GOAL OF THE EXERCISE :: Filter the lines below, copying only those with the string "text".

MATERIAL PROVIDED ::
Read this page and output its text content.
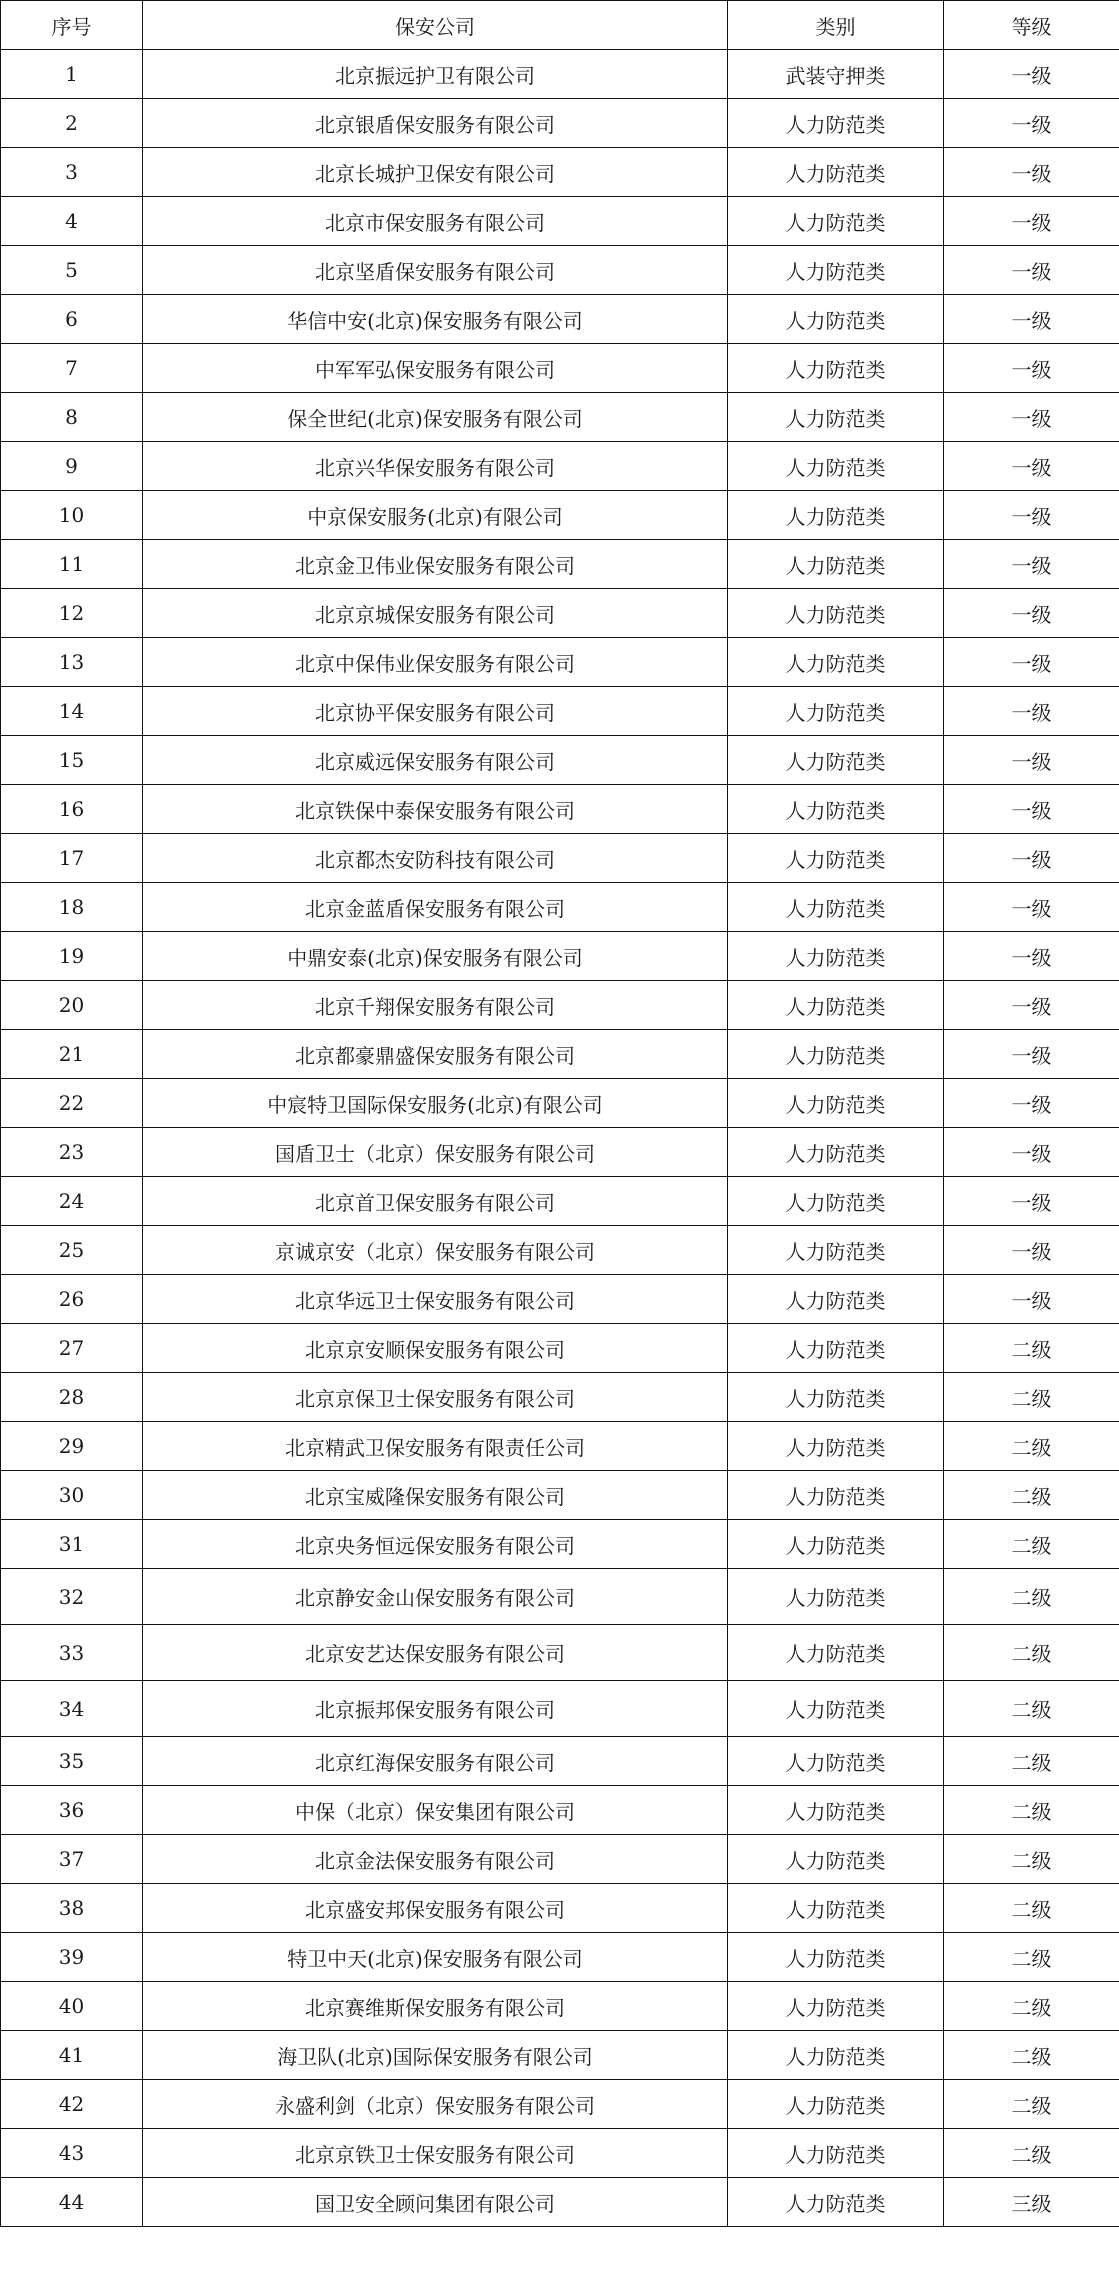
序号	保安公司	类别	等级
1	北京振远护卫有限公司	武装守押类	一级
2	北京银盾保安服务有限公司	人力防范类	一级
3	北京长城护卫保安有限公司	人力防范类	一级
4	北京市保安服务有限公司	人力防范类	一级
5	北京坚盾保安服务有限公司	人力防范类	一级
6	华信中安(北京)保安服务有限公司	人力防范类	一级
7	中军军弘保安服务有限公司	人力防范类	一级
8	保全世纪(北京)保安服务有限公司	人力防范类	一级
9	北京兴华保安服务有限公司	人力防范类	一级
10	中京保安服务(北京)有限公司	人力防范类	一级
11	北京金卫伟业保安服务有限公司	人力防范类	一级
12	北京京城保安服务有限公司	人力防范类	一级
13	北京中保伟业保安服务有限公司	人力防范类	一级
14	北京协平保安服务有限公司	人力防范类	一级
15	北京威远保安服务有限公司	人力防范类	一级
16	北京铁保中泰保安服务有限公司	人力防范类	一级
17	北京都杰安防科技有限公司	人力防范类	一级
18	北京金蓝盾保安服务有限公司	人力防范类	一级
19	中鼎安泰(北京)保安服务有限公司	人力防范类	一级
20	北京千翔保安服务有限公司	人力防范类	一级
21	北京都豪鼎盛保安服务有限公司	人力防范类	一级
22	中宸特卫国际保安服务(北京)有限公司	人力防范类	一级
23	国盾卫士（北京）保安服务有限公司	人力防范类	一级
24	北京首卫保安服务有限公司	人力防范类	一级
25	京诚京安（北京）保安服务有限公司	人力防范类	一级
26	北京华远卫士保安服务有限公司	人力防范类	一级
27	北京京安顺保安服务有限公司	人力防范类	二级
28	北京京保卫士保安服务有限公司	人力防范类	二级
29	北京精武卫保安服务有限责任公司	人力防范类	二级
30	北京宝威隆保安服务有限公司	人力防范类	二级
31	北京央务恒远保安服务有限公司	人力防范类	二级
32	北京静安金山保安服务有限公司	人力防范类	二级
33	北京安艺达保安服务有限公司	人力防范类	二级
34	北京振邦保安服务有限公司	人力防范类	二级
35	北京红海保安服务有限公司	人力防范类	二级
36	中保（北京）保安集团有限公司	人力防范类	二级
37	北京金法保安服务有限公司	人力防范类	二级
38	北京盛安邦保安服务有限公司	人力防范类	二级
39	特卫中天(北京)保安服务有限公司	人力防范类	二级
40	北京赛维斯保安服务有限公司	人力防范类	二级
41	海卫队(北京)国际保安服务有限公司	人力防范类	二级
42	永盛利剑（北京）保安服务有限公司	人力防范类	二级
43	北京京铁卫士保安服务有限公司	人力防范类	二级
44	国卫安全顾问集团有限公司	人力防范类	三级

---

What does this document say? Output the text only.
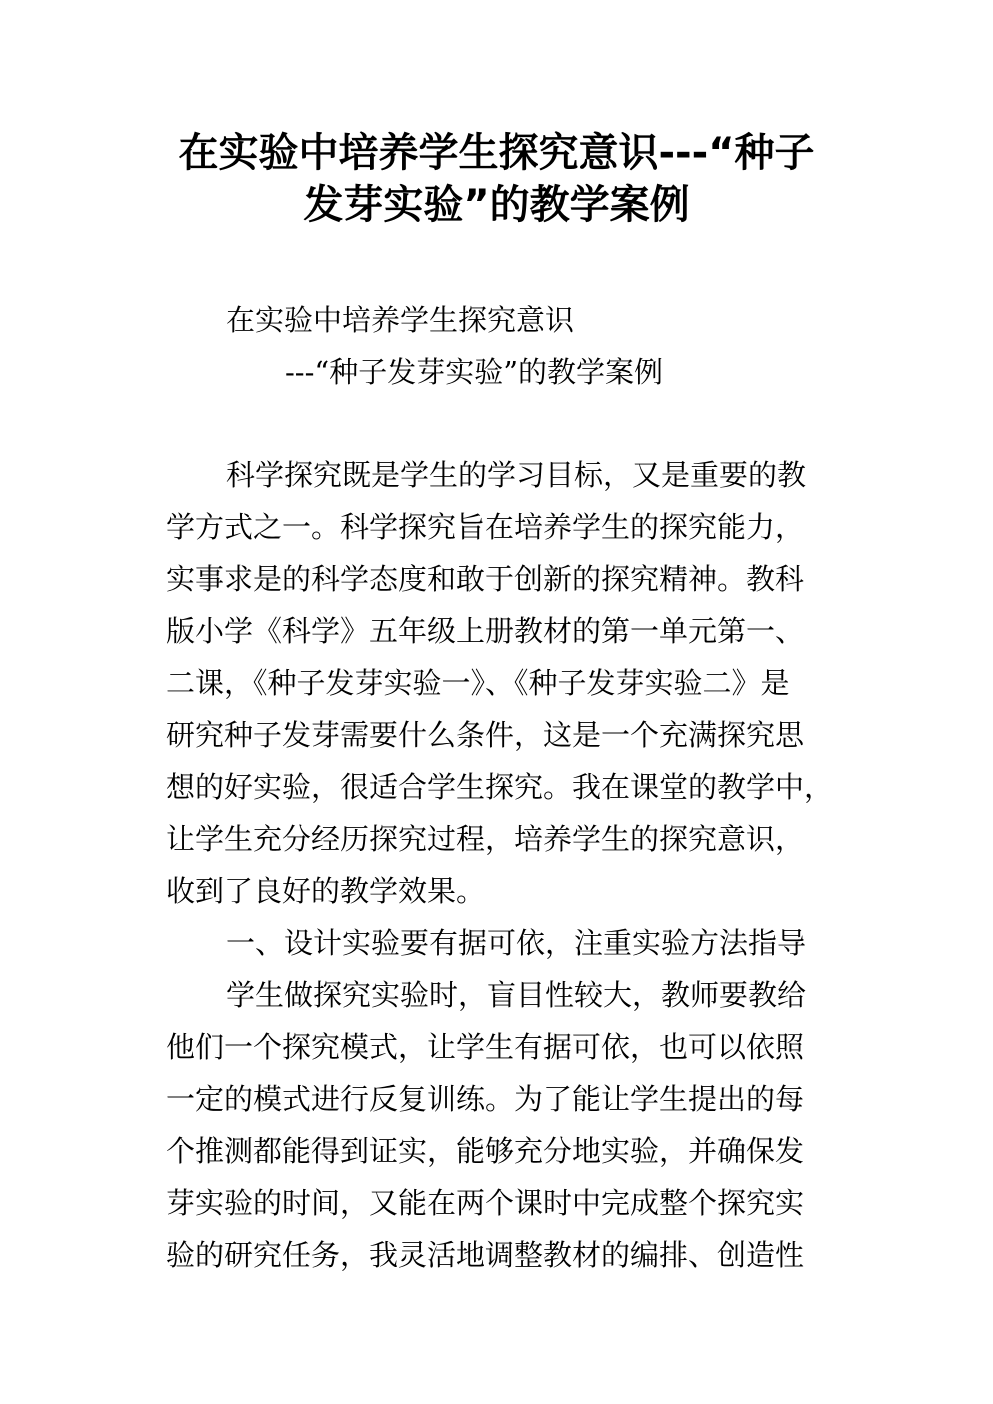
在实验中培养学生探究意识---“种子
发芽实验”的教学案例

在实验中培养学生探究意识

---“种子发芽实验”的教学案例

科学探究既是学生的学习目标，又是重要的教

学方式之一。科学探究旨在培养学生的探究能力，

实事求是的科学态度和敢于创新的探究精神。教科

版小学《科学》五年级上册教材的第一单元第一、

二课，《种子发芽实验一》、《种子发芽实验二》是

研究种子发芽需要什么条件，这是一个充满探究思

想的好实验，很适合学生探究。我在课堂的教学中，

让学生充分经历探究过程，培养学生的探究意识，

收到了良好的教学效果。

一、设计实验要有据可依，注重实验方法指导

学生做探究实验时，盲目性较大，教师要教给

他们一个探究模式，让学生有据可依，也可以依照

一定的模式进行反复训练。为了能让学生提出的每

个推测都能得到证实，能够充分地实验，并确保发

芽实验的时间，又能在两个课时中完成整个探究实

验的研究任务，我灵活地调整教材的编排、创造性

==

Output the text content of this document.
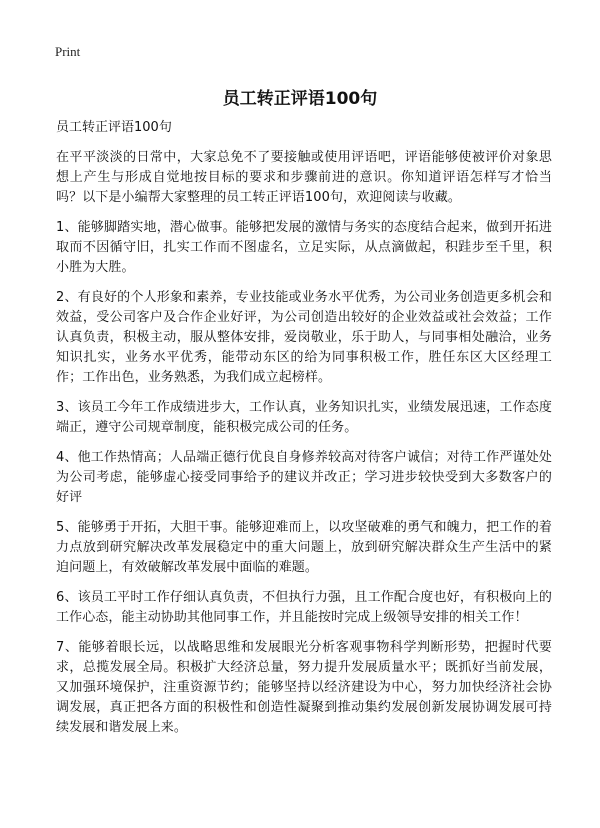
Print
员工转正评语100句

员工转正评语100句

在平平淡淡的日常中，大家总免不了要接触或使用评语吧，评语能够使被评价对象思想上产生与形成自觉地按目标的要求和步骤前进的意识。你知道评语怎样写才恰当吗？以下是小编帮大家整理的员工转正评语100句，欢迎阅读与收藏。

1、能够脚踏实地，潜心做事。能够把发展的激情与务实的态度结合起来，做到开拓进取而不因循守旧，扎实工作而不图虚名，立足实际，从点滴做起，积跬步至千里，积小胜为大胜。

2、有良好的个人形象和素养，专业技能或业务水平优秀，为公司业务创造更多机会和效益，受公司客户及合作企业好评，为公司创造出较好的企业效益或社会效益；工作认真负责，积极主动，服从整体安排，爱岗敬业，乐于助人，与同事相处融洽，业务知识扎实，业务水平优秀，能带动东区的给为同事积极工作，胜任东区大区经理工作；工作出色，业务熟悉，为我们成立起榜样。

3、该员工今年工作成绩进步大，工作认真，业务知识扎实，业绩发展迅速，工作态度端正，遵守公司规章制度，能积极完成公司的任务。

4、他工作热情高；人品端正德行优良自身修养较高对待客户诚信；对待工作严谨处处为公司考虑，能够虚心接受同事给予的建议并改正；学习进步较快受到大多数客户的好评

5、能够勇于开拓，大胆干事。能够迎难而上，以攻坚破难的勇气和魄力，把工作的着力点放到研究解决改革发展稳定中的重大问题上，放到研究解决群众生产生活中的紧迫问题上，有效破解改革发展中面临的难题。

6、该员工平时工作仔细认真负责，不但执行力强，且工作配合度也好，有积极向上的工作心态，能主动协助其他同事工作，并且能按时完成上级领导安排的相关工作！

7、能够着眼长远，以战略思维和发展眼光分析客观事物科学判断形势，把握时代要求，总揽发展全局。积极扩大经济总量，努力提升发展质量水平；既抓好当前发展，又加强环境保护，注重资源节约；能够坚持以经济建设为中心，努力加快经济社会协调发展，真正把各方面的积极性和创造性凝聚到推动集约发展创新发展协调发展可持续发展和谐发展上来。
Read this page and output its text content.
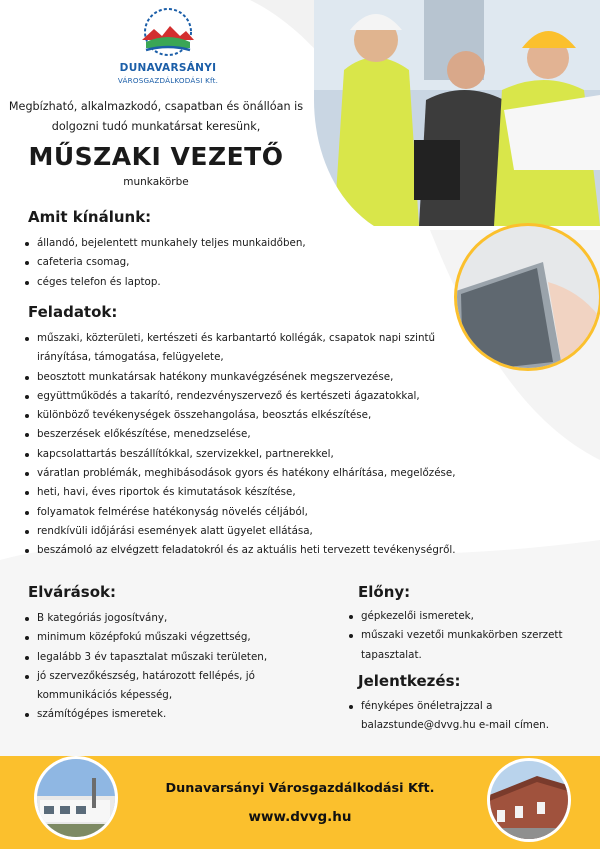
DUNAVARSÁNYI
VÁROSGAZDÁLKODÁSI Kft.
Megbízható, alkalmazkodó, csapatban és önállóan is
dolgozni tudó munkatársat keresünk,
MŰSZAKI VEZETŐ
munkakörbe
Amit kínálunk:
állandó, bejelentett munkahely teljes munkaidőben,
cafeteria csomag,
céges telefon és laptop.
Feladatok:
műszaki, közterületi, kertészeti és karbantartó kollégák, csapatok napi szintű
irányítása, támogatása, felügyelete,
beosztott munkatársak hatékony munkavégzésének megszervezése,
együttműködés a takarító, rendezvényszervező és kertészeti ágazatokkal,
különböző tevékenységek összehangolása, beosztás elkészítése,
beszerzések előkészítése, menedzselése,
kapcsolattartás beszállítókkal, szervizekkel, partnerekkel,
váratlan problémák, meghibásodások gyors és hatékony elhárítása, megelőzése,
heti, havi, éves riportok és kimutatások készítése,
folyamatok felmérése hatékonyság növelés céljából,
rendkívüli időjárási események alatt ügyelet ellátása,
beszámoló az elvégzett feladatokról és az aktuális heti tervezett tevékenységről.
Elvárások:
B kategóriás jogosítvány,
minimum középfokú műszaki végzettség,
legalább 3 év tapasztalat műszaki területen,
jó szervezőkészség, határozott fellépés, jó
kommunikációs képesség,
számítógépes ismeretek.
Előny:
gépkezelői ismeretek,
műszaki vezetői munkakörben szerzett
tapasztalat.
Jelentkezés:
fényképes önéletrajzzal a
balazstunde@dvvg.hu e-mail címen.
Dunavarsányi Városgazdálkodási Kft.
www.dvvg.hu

IN RESPONSE ::
Read this page and output its text content.
What does this document say? Output the text only.
Output the text content of this document.
Read this page and output its text content.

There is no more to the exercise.